### Objective:
Reproduce every line of the listing as written, apart from the pictures.
BEGIN Data extract
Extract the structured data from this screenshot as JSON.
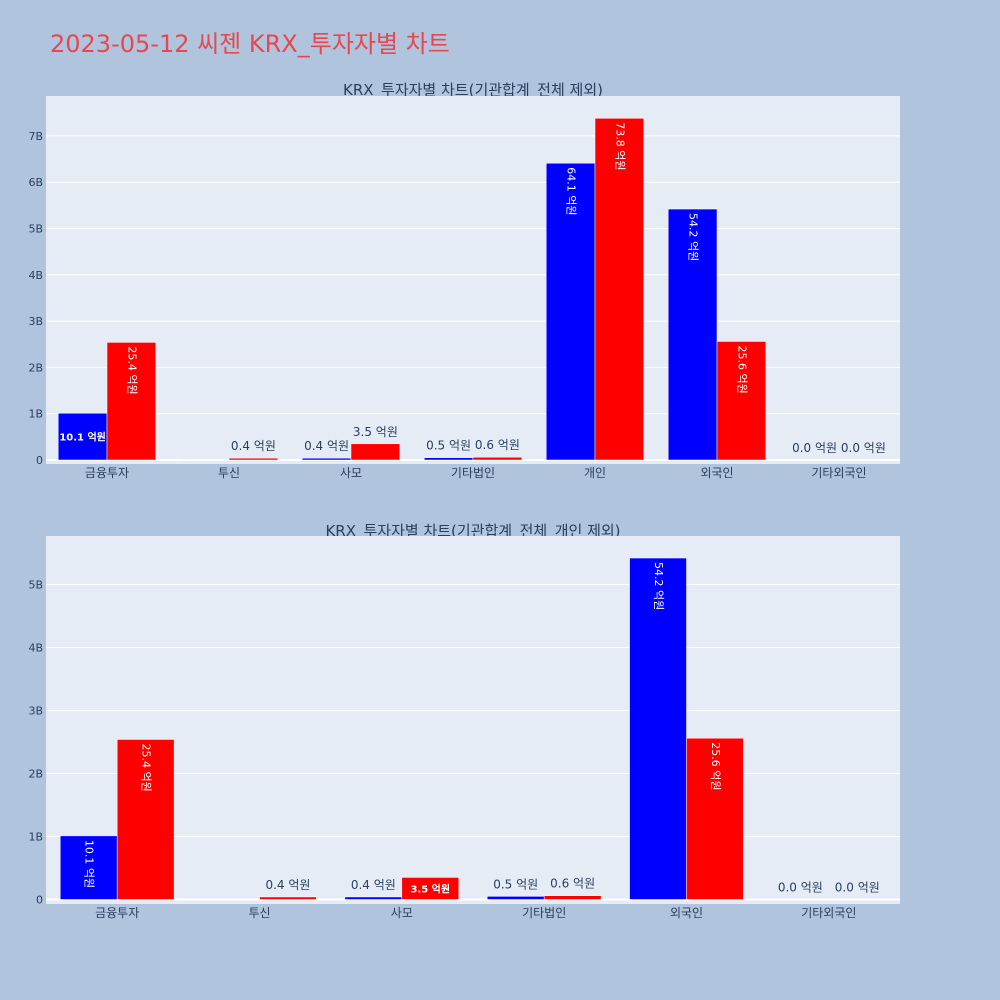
{
  "page_title": "2023-05-12 씨젠 KRX_투자자별 차트",
  "colors": {
    "buy": "#0000ff",
    "sell": "#ff0000",
    "plot_bg": "#e5ecf6",
    "paper_bg": "#b0c4de",
    "title": "#e8474f"
  },
  "chart_data": [
    {
      "type": "bar",
      "title": "KRX_투자자별 차트(기관합계_전체 제외)",
      "categories": [
        "금융투자",
        "투신",
        "사모",
        "기타법인",
        "개인",
        "외국인",
        "기타외국인"
      ],
      "series": [
        {
          "values": [
            1.01,
            0.004,
            0.04,
            0.05,
            6.41,
            5.42,
            0.0
          ],
          "labels": [
            "10.1 억원",
            "",
            "0.4 억원",
            "0.5 억원",
            "64.1 억원",
            "54.2 억원",
            "0.0 억원"
          ]
        },
        {
          "values": [
            2.54,
            0.04,
            0.35,
            0.06,
            7.38,
            2.56,
            0.0
          ],
          "labels": [
            "25.4 억원",
            "0.4 억원",
            "3.5 억원",
            "0.6 억원",
            "73.8 억원",
            "25.6 억원",
            "0.0 억원"
          ]
        }
      ],
      "ylim": [
        0,
        7.8
      ],
      "yticks": [
        "0",
        "1B",
        "2B",
        "3B",
        "4B",
        "5B",
        "6B",
        "7B"
      ],
      "grid": true
    },
    {
      "type": "bar",
      "title": "KRX_투자자별 차트(기관합계_전체_개인 제외)",
      "categories": [
        "금융투자",
        "투신",
        "사모",
        "기타법인",
        "외국인",
        "기타외국인"
      ],
      "series": [
        {
          "values": [
            1.01,
            0.004,
            0.04,
            0.05,
            5.42,
            0.0
          ],
          "labels": [
            "10.1 억원",
            "",
            "0.4 억원",
            "0.5 억원",
            "54.2 억원",
            "0.0 억원"
          ]
        },
        {
          "values": [
            2.54,
            0.04,
            0.35,
            0.06,
            2.56,
            0.0
          ],
          "labels": [
            "25.4 억원",
            "0.4 억원",
            "3.5 억원",
            "0.6 억원",
            "25.6 억원",
            "0.0 억원"
          ]
        }
      ],
      "ylim": [
        0,
        5.7
      ],
      "yticks": [
        "0",
        "1B",
        "2B",
        "3B",
        "4B",
        "5B"
      ],
      "grid": true
    }
  ]
}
END Data extract
### Reply to the exercise:
Extract the structured data from this screenshot as JSON.
{
  "page_title": "2023-05-12 씨젠 KRX_투자자별 차트",
  "colors": {
    "buy": "#0000ff",
    "sell": "#ff0000",
    "plot_bg": "#e5ecf6",
    "paper_bg": "#b0c4de",
    "title": "#e8474f"
  },
  "chart_data": [
    {
      "type": "bar",
      "title": "KRX_투자자별 차트(기관합계_전체 제외)",
      "categories": [
        "금융투자",
        "투신",
        "사모",
        "기타법인",
        "개인",
        "외국인",
        "기타외국인"
      ],
      "series": [
        {
          "values": [
            1.01,
            0.004,
            0.04,
            0.05,
            6.41,
            5.42,
            0.0
          ],
          "labels": [
            "10.1 억원",
            "",
            "0.4 억원",
            "0.5 억원",
            "64.1 억원",
            "54.2 억원",
            "0.0 억원"
          ]
        },
        {
          "values": [
            2.54,
            0.04,
            0.35,
            0.06,
            7.38,
            2.56,
            0.0
          ],
          "labels": [
            "25.4 억원",
            "0.4 억원",
            "3.5 억원",
            "0.6 억원",
            "73.8 억원",
            "25.6 억원",
            "0.0 억원"
          ]
        }
      ],
      "ylim": [
        0,
        7.8
      ],
      "yticks": [
        "0",
        "1B",
        "2B",
        "3B",
        "4B",
        "5B",
        "6B",
        "7B"
      ],
      "grid": true
    },
    {
      "type": "bar",
      "title": "KRX_투자자별 차트(기관합계_전체_개인 제외)",
      "categories": [
        "금융투자",
        "투신",
        "사모",
        "기타법인",
        "외국인",
        "기타외국인"
      ],
      "series": [
        {
          "values": [
            1.01,
            0.004,
            0.04,
            0.05,
            5.42,
            0.0
          ],
          "labels": [
            "10.1 억원",
            "",
            "0.4 억원",
            "0.5 억원",
            "54.2 억원",
            "0.0 억원"
          ]
        },
        {
          "values": [
            2.54,
            0.04,
            0.35,
            0.06,
            2.56,
            0.0
          ],
          "labels": [
            "25.4 억원",
            "0.4 억원",
            "3.5 억원",
            "0.6 억원",
            "25.6 억원",
            "0.0 억원"
          ]
        }
      ],
      "ylim": [
        0,
        5.7
      ],
      "yticks": [
        "0",
        "1B",
        "2B",
        "3B",
        "4B",
        "5B"
      ],
      "grid": true
    }
  ]
}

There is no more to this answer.